** Start STORED ROWS **

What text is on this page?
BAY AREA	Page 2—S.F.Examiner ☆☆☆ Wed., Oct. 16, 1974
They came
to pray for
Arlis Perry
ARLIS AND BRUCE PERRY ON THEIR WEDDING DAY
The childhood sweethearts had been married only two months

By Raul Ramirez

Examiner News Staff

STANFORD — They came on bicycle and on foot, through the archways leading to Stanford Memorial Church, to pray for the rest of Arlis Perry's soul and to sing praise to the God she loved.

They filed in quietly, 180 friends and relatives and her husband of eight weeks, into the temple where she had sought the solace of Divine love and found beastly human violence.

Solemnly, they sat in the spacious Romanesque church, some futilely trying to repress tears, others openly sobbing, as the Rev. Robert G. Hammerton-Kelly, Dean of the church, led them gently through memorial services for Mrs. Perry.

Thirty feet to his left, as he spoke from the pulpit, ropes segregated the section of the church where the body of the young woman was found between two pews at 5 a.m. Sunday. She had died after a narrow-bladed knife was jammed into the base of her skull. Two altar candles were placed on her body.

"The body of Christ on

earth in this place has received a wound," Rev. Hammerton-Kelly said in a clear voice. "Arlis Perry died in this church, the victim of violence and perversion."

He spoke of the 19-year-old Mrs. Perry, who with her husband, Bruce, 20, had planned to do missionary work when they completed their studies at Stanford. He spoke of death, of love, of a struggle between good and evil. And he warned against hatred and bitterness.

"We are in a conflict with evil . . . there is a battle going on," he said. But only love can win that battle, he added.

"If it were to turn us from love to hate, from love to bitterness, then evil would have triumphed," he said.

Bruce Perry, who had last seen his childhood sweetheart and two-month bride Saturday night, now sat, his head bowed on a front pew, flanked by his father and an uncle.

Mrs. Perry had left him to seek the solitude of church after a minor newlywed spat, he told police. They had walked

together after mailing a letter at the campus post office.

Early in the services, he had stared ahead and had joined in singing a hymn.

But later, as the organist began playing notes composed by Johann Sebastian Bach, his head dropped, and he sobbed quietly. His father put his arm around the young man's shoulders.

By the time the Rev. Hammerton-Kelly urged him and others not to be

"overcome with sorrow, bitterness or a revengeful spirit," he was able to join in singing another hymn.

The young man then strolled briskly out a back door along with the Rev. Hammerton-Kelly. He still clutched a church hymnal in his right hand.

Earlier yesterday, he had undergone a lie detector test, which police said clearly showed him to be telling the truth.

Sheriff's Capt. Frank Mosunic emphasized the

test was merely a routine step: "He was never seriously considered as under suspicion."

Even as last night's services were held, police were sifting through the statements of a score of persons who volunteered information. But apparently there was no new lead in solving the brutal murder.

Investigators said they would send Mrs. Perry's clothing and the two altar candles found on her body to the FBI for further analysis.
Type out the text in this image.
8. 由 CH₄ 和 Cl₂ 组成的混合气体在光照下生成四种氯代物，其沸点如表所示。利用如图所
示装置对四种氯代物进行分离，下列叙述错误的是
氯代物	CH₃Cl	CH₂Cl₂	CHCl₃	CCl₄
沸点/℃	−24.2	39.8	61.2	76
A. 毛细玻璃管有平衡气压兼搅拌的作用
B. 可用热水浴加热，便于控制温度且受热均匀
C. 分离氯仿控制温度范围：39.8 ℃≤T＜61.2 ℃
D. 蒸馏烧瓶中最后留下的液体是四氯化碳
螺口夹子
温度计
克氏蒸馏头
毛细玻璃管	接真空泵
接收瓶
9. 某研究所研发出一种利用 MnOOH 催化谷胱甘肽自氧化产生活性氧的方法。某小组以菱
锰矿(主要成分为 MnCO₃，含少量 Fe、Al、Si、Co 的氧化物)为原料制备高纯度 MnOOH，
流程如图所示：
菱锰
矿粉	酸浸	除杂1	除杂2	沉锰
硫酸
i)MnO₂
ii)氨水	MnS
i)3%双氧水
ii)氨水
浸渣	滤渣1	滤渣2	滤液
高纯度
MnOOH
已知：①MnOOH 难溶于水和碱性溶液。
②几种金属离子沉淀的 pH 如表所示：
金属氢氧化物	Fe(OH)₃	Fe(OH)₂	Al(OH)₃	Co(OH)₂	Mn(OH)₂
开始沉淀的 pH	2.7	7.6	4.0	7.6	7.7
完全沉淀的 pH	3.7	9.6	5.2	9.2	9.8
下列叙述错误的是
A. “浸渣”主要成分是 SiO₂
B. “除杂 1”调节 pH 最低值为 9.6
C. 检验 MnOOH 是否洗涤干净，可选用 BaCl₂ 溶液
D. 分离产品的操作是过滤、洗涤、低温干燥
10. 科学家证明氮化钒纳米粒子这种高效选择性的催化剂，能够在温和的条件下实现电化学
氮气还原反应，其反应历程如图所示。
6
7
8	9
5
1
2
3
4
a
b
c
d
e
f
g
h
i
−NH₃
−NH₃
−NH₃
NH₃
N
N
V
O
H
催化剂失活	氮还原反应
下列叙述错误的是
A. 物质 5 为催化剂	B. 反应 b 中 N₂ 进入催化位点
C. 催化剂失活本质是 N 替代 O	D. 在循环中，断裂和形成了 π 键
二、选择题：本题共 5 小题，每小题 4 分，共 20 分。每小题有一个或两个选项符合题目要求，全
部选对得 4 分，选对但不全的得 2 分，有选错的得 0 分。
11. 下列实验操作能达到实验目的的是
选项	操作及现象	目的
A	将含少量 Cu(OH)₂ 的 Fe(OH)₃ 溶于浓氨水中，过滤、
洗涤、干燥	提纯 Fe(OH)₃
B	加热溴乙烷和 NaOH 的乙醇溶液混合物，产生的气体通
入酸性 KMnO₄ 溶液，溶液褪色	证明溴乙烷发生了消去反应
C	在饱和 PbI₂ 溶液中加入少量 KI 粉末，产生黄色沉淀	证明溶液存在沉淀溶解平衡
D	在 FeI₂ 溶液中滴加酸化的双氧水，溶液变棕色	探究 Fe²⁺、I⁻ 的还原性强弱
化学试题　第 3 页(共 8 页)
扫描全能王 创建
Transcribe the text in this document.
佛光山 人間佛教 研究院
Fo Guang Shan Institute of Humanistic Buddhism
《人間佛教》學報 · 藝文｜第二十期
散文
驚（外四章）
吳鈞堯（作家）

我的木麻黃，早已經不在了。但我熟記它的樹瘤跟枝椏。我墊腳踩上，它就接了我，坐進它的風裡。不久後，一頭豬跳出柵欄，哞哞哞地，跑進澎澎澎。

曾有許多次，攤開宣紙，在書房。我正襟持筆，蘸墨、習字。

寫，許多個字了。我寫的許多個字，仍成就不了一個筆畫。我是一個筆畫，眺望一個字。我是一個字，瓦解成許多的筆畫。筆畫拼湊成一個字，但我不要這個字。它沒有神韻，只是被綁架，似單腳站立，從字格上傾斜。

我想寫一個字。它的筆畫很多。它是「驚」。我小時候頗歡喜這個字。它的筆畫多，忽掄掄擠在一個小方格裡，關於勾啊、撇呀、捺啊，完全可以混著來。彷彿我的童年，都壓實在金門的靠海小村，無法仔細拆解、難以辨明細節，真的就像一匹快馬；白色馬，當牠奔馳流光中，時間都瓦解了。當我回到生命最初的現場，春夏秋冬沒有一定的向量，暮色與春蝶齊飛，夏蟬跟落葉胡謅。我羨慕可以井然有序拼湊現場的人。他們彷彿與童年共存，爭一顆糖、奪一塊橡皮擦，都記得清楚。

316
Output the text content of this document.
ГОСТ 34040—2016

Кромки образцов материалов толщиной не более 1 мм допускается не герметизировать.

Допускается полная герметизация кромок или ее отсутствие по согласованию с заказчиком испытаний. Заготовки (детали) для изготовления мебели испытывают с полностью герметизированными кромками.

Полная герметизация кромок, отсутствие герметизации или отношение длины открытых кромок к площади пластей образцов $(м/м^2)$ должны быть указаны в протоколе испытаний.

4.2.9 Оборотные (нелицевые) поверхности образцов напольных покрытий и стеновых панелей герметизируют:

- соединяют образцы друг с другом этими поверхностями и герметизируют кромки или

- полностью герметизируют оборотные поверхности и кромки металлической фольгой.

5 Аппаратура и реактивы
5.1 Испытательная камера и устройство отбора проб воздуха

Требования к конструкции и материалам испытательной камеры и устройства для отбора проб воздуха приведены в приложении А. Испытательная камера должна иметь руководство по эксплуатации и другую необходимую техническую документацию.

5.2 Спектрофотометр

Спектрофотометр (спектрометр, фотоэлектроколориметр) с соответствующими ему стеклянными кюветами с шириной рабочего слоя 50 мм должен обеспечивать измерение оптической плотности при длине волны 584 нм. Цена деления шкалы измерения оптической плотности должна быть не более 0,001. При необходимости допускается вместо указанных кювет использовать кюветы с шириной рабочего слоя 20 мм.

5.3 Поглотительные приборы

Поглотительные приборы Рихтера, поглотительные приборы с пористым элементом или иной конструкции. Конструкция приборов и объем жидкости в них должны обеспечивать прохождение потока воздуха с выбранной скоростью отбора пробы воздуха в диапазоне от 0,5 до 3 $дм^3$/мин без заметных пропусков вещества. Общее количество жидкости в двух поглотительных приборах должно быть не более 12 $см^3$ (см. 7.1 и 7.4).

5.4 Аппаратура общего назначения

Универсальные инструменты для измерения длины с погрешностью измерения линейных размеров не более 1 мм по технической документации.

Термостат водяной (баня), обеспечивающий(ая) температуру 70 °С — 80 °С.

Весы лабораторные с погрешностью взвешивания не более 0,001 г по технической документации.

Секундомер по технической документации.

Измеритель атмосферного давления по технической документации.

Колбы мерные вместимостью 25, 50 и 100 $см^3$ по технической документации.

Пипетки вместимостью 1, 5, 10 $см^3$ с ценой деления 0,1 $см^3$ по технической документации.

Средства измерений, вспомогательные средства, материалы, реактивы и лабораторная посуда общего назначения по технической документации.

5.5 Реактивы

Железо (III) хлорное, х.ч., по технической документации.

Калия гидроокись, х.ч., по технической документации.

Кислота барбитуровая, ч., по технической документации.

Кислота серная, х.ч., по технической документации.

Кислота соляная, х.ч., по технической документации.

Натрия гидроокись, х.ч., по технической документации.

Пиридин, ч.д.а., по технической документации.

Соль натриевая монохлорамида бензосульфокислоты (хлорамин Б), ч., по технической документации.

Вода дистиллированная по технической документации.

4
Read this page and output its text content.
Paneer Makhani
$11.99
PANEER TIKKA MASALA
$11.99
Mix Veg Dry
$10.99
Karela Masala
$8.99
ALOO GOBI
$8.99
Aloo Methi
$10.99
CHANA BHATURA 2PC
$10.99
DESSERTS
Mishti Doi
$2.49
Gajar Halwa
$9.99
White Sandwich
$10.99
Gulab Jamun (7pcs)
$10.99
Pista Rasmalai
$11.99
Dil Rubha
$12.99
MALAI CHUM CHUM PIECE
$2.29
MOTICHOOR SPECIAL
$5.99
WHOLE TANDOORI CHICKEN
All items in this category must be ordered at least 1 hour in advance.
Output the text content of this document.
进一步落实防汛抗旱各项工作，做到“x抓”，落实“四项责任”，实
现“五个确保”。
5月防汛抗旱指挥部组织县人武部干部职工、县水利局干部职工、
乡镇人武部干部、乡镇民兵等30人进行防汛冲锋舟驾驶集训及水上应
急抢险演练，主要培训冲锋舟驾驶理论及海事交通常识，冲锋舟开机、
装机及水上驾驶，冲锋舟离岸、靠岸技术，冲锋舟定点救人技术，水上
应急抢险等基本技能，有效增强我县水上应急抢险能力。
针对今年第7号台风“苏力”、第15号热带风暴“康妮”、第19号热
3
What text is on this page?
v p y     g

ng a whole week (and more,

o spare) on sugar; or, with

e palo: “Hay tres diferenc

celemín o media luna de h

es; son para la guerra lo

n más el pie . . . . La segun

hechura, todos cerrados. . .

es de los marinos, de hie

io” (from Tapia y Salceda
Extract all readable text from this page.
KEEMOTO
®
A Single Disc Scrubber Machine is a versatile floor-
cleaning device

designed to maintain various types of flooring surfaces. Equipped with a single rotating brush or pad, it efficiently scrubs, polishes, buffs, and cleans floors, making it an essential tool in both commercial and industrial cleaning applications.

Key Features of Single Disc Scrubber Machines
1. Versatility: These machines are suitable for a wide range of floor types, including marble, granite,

** End STORED ROWS **

» INSTRUCTIONS FOR THE TASK: Copy out every line of the data that includes "spoke".

» SOLVED EXERCISE:
Thirty feet to his left, as he spoke from the pulpit, ropes segregated the section of the church where the body of the young woman was found between two pews at 5 a.m. Sunday. She had died after a narrow-bladed knife was jammed into the base of her skull. Two altar candles were placed on her body.
He spoke of the 19-year-old Mrs. Perry, who with her husband, Bruce, 20, had planned to do missionary work when they completed their studies at Stanford. He spoke of death, of love, of a struggle between good and evil. And he warned against hatred and bitterness.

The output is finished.